• _Your instructions_:
Will you transcribe the entries that follow, exactly and in full?

* BEGIN *

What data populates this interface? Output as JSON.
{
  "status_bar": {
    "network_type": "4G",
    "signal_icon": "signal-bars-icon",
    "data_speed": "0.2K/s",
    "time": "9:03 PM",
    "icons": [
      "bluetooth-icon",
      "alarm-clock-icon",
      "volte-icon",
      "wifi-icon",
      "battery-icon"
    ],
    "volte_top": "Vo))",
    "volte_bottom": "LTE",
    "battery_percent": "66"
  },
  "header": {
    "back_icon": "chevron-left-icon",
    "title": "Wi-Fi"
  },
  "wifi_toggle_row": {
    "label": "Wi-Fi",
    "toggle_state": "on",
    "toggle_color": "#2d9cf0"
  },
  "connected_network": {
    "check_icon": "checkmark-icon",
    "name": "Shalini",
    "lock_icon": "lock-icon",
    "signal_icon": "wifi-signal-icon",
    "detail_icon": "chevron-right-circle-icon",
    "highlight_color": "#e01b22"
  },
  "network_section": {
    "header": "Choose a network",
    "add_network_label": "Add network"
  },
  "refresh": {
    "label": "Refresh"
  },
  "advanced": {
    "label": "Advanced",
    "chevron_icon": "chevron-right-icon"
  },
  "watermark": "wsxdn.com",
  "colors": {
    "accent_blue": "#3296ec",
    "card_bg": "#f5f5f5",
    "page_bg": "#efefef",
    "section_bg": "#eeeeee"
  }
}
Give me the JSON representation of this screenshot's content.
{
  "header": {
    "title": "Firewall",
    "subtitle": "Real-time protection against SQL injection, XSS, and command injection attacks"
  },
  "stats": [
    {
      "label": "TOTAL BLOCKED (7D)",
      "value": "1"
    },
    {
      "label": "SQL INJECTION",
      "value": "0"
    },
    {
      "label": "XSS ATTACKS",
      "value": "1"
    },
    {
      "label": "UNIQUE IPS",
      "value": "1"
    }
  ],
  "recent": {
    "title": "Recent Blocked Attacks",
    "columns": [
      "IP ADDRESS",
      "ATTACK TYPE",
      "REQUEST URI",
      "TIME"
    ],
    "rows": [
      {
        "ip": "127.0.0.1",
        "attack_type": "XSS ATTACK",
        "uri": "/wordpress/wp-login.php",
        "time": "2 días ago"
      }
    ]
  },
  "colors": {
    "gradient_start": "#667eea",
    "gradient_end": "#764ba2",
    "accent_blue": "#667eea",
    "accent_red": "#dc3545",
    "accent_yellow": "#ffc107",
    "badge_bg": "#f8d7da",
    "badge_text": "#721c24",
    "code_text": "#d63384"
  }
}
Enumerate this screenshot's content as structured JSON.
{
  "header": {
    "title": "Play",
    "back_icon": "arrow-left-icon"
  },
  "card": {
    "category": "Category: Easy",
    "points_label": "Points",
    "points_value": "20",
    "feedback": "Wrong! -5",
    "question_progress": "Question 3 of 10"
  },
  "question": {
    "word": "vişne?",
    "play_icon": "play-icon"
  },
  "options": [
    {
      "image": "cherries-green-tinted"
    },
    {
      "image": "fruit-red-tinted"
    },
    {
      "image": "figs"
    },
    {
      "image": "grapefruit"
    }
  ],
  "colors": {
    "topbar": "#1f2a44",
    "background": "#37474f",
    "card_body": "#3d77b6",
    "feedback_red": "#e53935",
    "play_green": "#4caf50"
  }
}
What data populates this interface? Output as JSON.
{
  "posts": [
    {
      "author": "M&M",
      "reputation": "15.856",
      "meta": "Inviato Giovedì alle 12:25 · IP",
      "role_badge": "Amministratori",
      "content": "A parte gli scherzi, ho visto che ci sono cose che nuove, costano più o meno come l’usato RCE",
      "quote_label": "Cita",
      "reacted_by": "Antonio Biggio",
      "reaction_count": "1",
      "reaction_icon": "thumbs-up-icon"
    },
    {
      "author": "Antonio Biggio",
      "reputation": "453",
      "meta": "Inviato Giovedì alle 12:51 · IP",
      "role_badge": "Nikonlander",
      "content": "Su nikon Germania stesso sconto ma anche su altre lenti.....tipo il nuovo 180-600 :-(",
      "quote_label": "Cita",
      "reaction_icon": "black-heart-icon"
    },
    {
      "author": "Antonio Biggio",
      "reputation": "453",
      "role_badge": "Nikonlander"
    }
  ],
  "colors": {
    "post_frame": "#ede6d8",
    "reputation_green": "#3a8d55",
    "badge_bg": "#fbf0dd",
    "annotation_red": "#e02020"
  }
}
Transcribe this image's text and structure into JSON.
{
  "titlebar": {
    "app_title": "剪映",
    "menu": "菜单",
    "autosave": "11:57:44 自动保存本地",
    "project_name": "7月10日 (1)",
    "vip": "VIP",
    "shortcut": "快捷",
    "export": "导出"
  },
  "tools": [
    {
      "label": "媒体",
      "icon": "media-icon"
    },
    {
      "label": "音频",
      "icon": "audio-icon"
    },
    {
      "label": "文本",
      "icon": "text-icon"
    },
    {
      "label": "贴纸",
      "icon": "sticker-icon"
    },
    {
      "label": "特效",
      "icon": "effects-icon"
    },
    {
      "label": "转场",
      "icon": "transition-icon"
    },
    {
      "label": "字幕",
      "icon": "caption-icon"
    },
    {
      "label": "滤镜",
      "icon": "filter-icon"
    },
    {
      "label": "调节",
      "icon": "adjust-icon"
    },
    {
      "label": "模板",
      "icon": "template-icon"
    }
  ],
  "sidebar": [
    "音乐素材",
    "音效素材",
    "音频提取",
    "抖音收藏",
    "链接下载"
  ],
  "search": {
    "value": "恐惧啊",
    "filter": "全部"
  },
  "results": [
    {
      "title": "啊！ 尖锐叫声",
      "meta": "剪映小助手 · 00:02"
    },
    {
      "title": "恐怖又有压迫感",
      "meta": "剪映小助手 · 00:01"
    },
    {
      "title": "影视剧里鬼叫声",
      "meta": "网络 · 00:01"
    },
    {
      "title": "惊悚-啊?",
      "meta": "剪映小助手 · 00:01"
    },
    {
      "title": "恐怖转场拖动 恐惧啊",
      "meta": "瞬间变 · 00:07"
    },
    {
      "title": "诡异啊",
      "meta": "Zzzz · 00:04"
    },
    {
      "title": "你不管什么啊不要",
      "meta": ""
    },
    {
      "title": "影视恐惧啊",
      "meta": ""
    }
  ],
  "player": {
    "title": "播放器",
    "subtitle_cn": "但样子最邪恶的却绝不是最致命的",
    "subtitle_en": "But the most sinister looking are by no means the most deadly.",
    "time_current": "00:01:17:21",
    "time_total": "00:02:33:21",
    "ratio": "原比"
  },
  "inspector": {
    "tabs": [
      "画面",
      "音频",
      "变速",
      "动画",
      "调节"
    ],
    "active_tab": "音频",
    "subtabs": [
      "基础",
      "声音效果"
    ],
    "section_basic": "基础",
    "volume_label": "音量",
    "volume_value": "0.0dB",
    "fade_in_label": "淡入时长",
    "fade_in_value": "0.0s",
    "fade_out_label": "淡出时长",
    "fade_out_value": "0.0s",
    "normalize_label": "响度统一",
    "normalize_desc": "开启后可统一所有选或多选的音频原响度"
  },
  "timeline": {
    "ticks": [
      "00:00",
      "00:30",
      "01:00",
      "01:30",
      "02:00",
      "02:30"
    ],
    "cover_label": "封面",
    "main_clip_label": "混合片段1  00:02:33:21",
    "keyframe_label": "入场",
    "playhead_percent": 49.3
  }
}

* END *

• _Answer to the problem_:
What data populates this interface? Output as JSON.
{
  "status_bar": {
    "network_type": "4G",
    "signal_icon": "signal-bars-icon",
    "data_speed": "0.2K/s",
    "time": "9:03 PM",
    "icons": [
      "bluetooth-icon",
      "alarm-clock-icon",
      "volte-icon",
      "wifi-icon",
      "battery-icon"
    ],
    "volte_top": "Vo))",
    "volte_bottom": "LTE",
    "battery_percent": "66"
  },
  "header": {
    "back_icon": "chevron-left-icon",
    "title": "Wi-Fi"
  },
  "wifi_toggle_row": {
    "label": "Wi-Fi",
    "toggle_state": "on",
    "toggle_color": "#2d9cf0"
  },
  "connected_network": {
    "check_icon": "checkmark-icon",
    "name": "Shalini",
    "lock_icon": "lock-icon",
    "signal_icon": "wifi-signal-icon",
    "detail_icon": "chevron-right-circle-icon",
    "highlight_color": "#e01b22"
  },
  "network_section": {
    "header": "Choose a network",
    "add_network_label": "Add network"
  },
  "refresh": {
    "label": "Refresh"
  },
  "advanced": {
    "label": "Advanced",
    "chevron_icon": "chevron-right-icon"
  },
  "watermark": "wsxdn.com",
  "colors": {
    "accent_blue": "#3296ec",
    "card_bg": "#f5f5f5",
    "page_bg": "#efefef",
    "section_bg": "#eeeeee"
  }
}
Give me the JSON representation of this screenshot's content.
{
  "header": {
    "title": "Firewall",
    "subtitle": "Real-time protection against SQL injection, XSS, and command injection attacks"
  },
  "stats": [
    {
      "label": "TOTAL BLOCKED (7D)",
      "value": "1"
    },
    {
      "label": "SQL INJECTION",
      "value": "0"
    },
    {
      "label": "XSS ATTACKS",
      "value": "1"
    },
    {
      "label": "UNIQUE IPS",
      "value": "1"
    }
  ],
  "recent": {
    "title": "Recent Blocked Attacks",
    "columns": [
      "IP ADDRESS",
      "ATTACK TYPE",
      "REQUEST URI",
      "TIME"
    ],
    "rows": [
      {
        "ip": "127.0.0.1",
        "attack_type": "XSS ATTACK",
        "uri": "/wordpress/wp-login.php",
        "time": "2 días ago"
      }
    ]
  },
  "colors": {
    "gradient_start": "#667eea",
    "gradient_end": "#764ba2",
    "accent_blue": "#667eea",
    "accent_red": "#dc3545",
    "accent_yellow": "#ffc107",
    "badge_bg": "#f8d7da",
    "badge_text": "#721c24",
    "code_text": "#d63384"
  }
}
Enumerate this screenshot's content as structured JSON.
{
  "header": {
    "title": "Play",
    "back_icon": "arrow-left-icon"
  },
  "card": {
    "category": "Category: Easy",
    "points_label": "Points",
    "points_value": "20",
    "feedback": "Wrong! -5",
    "question_progress": "Question 3 of 10"
  },
  "question": {
    "word": "vişne?",
    "play_icon": "play-icon"
  },
  "options": [
    {
      "image": "cherries-green-tinted"
    },
    {
      "image": "fruit-red-tinted"
    },
    {
      "image": "figs"
    },
    {
      "image": "grapefruit"
    }
  ],
  "colors": {
    "topbar": "#1f2a44",
    "background": "#37474f",
    "card_body": "#3d77b6",
    "feedback_red": "#e53935",
    "play_green": "#4caf50"
  }
}
What data populates this interface? Output as JSON.
{
  "posts": [
    {
      "author": "M&M",
      "reputation": "15.856",
      "meta": "Inviato Giovedì alle 12:25 · IP",
      "role_badge": "Amministratori",
      "content": "A parte gli scherzi, ho visto che ci sono cose che nuove, costano più o meno come l’usato RCE",
      "quote_label": "Cita",
      "reacted_by": "Antonio Biggio",
      "reaction_count": "1",
      "reaction_icon": "thumbs-up-icon"
    },
    {
      "author": "Antonio Biggio",
      "reputation": "453",
      "meta": "Inviato Giovedì alle 12:51 · IP",
      "role_badge": "Nikonlander",
      "content": "Su nikon Germania stesso sconto ma anche su altre lenti.....tipo il nuovo 180-600 :-(",
      "quote_label": "Cita",
      "reaction_icon": "black-heart-icon"
    },
    {
      "author": "Antonio Biggio",
      "reputation": "453",
      "role_badge": "Nikonlander"
    }
  ],
  "colors": {
    "post_frame": "#ede6d8",
    "reputation_green": "#3a8d55",
    "badge_bg": "#fbf0dd",
    "annotation_red": "#e02020"
  }
}
Transcribe this image's text and structure into JSON.
{
  "titlebar": {
    "app_title": "剪映",
    "menu": "菜单",
    "autosave": "11:57:44 自动保存本地",
    "project_name": "7月10日 (1)",
    "vip": "VIP",
    "shortcut": "快捷",
    "export": "导出"
  },
  "tools": [
    {
      "label": "媒体",
      "icon": "media-icon"
    },
    {
      "label": "音频",
      "icon": "audio-icon"
    },
    {
      "label": "文本",
      "icon": "text-icon"
    },
    {
      "label": "贴纸",
      "icon": "sticker-icon"
    },
    {
      "label": "特效",
      "icon": "effects-icon"
    },
    {
      "label": "转场",
      "icon": "transition-icon"
    },
    {
      "label": "字幕",
      "icon": "caption-icon"
    },
    {
      "label": "滤镜",
      "icon": "filter-icon"
    },
    {
      "label": "调节",
      "icon": "adjust-icon"
    },
    {
      "label": "模板",
      "icon": "template-icon"
    }
  ],
  "sidebar": [
    "音乐素材",
    "音效素材",
    "音频提取",
    "抖音收藏",
    "链接下载"
  ],
  "search": {
    "value": "恐惧啊",
    "filter": "全部"
  },
  "results": [
    {
      "title": "啊！ 尖锐叫声",
      "meta": "剪映小助手 · 00:02"
    },
    {
      "title": "恐怖又有压迫感",
      "meta": "剪映小助手 · 00:01"
    },
    {
      "title": "影视剧里鬼叫声",
      "meta": "网络 · 00:01"
    },
    {
      "title": "惊悚-啊?",
      "meta": "剪映小助手 · 00:01"
    },
    {
      "title": "恐怖转场拖动 恐惧啊",
      "meta": "瞬间变 · 00:07"
    },
    {
      "title": "诡异啊",
      "meta": "Zzzz · 00:04"
    },
    {
      "title": "你不管什么啊不要",
      "meta": ""
    },
    {
      "title": "影视恐惧啊",
      "meta": ""
    }
  ],
  "player": {
    "title": "播放器",
    "subtitle_cn": "但样子最邪恶的却绝不是最致命的",
    "subtitle_en": "But the most sinister looking are by no means the most deadly.",
    "time_current": "00:01:17:21",
    "time_total": "00:02:33:21",
    "ratio": "原比"
  },
  "inspector": {
    "tabs": [
      "画面",
      "音频",
      "变速",
      "动画",
      "调节"
    ],
    "active_tab": "音频",
    "subtabs": [
      "基础",
      "声音效果"
    ],
    "section_basic": "基础",
    "volume_label": "音量",
    "volume_value": "0.0dB",
    "fade_in_label": "淡入时长",
    "fade_in_value": "0.0s",
    "fade_out_label": "淡出时长",
    "fade_out_value": "0.0s",
    "normalize_label": "响度统一",
    "normalize_desc": "开启后可统一所有选或多选的音频原响度"
  },
  "timeline": {
    "ticks": [
      "00:00",
      "00:30",
      "01:00",
      "01:30",
      "02:00",
      "02:30"
    ],
    "cover_label": "封面",
    "main_clip_label": "混合片段1  00:02:33:21",
    "keyframe_label": "入场",
    "playhead_percent": 49.3
  }
}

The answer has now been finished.